Supplied records:
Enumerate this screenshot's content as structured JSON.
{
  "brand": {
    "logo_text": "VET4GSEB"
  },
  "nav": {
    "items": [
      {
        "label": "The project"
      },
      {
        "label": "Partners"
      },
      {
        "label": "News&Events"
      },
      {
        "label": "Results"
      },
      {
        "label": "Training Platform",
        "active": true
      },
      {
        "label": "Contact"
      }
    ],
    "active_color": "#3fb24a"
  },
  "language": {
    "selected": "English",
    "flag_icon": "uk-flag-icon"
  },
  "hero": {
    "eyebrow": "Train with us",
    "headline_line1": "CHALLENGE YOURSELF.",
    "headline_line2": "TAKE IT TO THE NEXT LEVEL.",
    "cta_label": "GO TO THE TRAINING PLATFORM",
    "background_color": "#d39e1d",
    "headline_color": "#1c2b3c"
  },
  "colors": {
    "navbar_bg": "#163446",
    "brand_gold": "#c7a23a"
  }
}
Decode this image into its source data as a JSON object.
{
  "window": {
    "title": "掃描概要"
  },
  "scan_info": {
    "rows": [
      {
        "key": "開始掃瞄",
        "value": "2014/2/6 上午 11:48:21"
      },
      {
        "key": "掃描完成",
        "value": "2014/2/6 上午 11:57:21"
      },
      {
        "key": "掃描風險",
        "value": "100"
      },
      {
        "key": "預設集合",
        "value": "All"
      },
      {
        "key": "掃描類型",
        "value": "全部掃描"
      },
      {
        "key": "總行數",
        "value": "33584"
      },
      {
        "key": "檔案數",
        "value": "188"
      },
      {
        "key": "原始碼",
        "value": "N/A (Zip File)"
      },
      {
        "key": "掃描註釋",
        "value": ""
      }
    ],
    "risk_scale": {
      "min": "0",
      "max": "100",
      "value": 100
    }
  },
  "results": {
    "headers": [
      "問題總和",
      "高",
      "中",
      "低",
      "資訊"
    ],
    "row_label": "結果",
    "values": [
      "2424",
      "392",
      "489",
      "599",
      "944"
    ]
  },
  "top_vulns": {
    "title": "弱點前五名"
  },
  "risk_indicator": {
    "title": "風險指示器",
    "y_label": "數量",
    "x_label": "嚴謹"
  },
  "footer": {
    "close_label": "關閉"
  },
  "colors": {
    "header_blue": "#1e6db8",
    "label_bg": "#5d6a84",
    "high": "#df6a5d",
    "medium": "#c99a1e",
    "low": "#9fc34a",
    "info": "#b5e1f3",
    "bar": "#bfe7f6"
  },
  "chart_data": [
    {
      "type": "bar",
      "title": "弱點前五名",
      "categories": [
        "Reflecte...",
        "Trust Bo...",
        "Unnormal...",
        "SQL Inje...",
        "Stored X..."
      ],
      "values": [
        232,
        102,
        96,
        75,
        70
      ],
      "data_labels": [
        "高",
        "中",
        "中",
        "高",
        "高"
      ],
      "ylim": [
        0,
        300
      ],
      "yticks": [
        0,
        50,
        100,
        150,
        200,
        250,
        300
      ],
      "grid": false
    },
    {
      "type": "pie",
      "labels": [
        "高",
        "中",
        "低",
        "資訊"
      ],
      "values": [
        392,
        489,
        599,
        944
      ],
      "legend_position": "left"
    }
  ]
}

Set task:
Scan the listing above. Gather each line that contains the word "title".

Result below:
    "title": "掃描概要"
    "title": "弱點前五名"
    "title": "風險指示器",
      "title": "弱點前五名",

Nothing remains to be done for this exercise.